From the entries below, extract every line that includes the word "Malus".
--- start of THE RECORDS ---
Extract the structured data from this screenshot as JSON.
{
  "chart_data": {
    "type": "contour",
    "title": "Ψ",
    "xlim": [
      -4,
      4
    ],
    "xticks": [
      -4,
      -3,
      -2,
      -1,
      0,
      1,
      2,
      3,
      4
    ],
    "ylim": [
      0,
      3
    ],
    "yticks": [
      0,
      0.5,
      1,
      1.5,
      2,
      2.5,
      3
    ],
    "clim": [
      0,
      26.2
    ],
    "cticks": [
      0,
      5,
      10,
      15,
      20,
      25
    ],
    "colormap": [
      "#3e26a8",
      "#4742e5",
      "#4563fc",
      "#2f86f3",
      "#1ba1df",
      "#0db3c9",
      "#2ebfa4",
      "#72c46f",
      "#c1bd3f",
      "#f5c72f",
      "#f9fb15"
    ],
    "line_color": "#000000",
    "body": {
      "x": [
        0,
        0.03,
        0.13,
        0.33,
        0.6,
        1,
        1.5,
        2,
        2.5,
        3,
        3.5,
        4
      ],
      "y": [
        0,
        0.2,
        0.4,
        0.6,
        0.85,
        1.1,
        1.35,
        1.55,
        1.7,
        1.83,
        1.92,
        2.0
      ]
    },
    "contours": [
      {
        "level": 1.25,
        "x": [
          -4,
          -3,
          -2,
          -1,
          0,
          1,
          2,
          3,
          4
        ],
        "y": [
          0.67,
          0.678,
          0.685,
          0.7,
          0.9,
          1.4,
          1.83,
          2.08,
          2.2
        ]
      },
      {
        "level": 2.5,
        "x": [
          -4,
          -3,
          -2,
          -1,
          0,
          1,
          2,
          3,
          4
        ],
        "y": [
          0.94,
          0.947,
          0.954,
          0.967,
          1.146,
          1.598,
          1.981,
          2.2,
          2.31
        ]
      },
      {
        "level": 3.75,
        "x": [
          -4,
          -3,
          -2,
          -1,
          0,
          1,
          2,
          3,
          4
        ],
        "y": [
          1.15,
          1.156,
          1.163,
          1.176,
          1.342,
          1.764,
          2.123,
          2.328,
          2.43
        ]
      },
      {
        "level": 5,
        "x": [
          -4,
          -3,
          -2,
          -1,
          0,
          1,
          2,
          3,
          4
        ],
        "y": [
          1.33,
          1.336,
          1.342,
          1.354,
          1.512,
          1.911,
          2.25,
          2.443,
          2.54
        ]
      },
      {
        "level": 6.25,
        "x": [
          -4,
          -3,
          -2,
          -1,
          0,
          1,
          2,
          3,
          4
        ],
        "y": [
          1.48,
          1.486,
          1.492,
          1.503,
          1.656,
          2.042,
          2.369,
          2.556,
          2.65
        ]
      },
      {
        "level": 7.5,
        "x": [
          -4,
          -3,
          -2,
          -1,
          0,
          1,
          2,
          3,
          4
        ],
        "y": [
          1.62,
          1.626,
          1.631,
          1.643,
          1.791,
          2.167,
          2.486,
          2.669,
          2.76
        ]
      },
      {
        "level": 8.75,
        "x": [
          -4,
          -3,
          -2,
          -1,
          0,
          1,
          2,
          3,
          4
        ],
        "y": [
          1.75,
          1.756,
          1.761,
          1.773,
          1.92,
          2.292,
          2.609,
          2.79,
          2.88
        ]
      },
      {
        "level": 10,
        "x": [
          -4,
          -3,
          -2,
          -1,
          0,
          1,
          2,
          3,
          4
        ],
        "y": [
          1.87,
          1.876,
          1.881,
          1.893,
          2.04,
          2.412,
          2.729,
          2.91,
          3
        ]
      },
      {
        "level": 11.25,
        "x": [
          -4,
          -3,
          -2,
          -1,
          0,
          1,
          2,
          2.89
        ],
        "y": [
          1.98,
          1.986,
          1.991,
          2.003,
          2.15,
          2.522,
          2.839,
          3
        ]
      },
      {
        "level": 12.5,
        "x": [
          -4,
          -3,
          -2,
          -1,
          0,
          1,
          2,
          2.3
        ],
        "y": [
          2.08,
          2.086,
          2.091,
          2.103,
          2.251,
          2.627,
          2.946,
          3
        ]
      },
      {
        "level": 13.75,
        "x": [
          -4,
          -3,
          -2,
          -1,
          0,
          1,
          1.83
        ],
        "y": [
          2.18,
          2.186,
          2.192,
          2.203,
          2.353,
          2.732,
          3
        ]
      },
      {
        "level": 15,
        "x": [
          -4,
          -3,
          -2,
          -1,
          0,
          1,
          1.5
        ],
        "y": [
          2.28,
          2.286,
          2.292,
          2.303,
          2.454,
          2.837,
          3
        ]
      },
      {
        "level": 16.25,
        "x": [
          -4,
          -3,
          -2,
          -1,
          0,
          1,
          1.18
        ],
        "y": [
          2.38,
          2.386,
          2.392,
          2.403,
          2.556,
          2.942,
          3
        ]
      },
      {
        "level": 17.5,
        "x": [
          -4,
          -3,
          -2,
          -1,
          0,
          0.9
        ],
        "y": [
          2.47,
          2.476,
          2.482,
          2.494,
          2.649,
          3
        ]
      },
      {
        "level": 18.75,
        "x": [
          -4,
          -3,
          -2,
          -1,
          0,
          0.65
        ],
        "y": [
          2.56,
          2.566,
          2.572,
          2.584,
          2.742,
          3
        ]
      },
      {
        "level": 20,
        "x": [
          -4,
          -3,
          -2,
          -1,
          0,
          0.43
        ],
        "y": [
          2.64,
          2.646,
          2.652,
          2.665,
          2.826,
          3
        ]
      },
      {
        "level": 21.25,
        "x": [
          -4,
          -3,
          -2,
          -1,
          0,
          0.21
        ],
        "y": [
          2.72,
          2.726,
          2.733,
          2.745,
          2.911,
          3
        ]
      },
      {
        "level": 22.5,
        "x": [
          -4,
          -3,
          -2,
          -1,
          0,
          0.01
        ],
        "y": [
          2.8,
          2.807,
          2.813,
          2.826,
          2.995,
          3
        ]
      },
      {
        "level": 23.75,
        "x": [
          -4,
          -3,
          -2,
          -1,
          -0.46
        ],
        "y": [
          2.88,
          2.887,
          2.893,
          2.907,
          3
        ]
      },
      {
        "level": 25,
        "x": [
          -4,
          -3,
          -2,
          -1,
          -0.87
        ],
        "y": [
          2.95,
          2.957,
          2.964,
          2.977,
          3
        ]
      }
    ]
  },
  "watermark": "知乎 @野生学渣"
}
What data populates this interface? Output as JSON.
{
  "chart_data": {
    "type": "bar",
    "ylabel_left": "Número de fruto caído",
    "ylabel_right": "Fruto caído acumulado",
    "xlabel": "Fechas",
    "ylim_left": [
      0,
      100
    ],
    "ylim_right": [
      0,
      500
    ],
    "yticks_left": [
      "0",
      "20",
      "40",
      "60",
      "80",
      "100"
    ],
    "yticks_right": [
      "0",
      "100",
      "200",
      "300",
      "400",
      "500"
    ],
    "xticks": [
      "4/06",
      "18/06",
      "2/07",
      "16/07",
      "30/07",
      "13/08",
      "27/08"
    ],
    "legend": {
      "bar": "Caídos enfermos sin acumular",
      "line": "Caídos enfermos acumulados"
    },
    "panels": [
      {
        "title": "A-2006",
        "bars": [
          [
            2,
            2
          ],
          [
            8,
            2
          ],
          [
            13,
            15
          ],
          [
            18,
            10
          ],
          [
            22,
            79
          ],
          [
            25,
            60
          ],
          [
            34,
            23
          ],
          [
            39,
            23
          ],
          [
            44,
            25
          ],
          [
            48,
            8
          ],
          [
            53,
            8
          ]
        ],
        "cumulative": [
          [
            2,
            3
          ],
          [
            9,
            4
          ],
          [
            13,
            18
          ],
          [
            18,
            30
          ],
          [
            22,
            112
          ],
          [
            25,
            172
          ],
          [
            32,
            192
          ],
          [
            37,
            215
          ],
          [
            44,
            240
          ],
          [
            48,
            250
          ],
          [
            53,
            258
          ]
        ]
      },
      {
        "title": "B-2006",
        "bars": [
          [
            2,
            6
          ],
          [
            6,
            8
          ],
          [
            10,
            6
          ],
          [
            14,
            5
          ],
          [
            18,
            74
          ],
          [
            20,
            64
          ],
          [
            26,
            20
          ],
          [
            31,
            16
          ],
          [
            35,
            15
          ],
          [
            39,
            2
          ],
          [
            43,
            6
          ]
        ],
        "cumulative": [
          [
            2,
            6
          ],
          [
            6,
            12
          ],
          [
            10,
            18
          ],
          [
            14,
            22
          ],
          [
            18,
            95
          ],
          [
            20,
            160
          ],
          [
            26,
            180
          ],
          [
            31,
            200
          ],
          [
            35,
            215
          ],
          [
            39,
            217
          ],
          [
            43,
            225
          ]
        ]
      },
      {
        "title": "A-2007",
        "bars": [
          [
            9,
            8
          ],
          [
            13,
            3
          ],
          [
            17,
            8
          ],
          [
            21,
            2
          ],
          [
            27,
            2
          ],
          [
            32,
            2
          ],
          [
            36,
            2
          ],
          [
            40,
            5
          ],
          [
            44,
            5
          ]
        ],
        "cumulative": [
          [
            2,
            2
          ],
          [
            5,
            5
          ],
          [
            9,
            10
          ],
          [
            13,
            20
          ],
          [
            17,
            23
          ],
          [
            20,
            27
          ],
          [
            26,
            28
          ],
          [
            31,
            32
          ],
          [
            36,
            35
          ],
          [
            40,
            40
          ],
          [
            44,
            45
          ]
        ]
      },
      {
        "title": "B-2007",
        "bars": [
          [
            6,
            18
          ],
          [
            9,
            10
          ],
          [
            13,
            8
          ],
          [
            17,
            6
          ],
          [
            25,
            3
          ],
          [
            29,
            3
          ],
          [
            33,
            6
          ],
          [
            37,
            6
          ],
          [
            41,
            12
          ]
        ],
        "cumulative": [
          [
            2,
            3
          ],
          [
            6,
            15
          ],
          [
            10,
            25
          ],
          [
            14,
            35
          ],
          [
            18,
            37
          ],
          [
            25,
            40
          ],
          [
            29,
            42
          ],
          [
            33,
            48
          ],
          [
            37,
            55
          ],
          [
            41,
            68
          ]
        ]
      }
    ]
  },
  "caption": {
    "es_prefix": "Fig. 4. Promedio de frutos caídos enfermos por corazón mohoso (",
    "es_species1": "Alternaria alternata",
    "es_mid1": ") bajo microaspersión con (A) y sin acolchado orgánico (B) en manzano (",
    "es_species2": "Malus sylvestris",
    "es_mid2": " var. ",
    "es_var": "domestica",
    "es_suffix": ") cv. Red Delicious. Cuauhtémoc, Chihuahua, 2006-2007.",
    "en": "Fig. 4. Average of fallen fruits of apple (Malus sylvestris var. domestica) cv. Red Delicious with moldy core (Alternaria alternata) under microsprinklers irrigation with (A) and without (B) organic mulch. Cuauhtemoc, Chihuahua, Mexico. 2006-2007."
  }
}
--- end of THE RECORDS ---
» **SOLVED PROBLEM**
    "es_species2": "Malus sylvestris",
    "en": "Fig. 4. Average of fallen fruits of apple (Malus sylvestris var. domestica) cv. Red Delicious with moldy core (Alternaria alternata) under microsprinklers irrigation with (A) and without (B) organic mulch. Cuauhtemoc, Chihuahua, Mexico. 2006-2007."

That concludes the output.